**WRITTEN PROBLEM**
In the listing below, find every line with the string "массы" and pull it out.

— start —

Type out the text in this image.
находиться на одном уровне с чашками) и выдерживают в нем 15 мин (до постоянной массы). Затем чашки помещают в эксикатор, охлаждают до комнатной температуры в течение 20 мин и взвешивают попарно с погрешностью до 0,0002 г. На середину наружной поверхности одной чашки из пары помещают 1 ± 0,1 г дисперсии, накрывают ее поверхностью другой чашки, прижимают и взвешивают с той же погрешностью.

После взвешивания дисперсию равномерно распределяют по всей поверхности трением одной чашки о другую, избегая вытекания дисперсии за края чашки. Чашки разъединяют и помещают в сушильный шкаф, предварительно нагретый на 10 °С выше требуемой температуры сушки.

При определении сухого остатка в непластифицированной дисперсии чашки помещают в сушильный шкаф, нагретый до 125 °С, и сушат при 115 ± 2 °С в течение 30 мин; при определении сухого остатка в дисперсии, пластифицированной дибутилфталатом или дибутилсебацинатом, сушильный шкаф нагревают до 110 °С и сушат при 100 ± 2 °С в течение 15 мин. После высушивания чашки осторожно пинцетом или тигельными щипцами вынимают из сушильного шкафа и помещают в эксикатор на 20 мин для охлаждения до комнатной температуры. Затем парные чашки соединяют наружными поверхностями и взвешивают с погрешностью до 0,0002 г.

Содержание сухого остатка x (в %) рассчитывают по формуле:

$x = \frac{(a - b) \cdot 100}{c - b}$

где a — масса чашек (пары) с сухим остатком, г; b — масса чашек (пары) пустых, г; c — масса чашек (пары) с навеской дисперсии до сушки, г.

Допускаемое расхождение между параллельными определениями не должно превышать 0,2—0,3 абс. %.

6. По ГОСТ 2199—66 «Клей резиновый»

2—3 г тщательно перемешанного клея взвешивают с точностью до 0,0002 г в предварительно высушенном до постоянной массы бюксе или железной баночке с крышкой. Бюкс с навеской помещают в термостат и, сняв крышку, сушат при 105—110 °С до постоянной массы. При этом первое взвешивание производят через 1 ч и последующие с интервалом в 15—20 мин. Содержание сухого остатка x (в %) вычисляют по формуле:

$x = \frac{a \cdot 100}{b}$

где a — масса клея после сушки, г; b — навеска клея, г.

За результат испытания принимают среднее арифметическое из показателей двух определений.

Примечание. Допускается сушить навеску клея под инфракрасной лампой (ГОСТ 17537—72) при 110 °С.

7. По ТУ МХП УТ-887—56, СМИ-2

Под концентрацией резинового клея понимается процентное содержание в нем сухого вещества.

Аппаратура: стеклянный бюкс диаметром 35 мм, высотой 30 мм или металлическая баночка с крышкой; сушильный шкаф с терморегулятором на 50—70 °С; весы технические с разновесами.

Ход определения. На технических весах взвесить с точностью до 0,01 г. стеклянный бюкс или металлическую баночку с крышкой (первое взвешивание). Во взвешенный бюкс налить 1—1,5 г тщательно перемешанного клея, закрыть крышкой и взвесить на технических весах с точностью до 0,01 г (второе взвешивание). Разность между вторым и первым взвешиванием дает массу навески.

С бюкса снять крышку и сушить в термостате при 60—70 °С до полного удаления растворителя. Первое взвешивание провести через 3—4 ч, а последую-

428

— end —
— start —

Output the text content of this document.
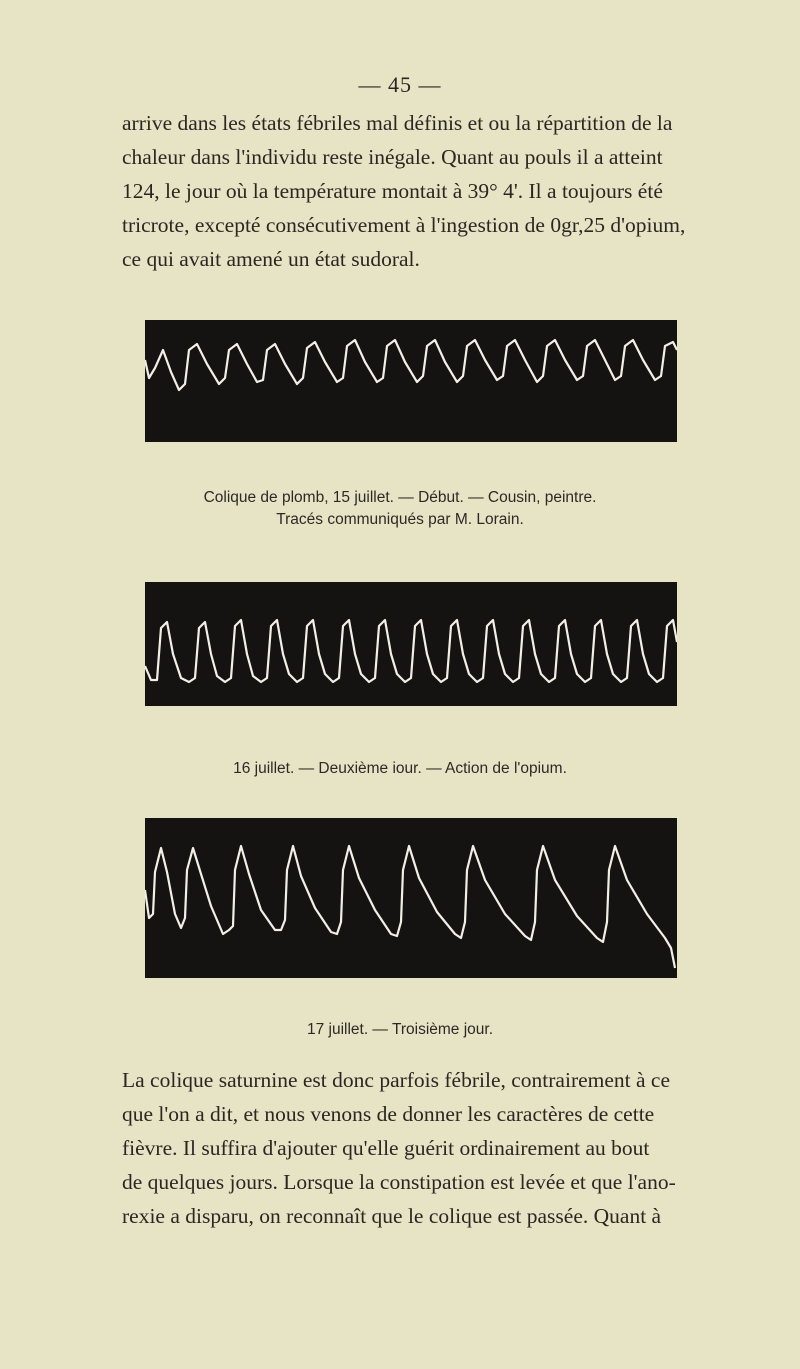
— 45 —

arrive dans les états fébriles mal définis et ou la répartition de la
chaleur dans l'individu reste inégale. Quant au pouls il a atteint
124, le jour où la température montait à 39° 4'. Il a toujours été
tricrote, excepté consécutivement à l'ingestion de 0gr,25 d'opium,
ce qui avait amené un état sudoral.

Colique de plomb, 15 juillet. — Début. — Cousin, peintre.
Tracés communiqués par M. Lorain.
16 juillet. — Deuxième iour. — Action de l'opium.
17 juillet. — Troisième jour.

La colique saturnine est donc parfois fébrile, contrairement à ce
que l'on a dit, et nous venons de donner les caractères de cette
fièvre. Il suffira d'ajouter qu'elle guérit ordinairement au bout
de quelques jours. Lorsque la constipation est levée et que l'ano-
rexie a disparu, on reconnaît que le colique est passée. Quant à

— end —

**IN RESPONSE**
находиться на одном уровне с чашками) и выдерживают в нем 15 мин (до постоянной массы). Затем чашки помещают в эксикатор, охлаждают до комнатной температуры в течение 20 мин и взвешивают попарно с погрешностью до 0,0002 г. На середину наружной поверхности одной чашки из пары помещают 1 ± 0,1 г дисперсии, накрывают ее поверхностью другой чашки, прижимают и взвешивают с той же погрешностью.
2—3 г тщательно перемешанного клея взвешивают с точностью до 0,0002 г в предварительно высушенном до постоянной массы бюксе или железной баночке с крышкой. Бюкс с навеской помещают в термостат и, сняв крышку, сушат при 105—110 °С до постоянной массы. При этом первое взвешивание производят через 1 ч и последующие с интервалом в 15—20 мин. Содержание сухого остатка x (в %) вычисляют по формуле:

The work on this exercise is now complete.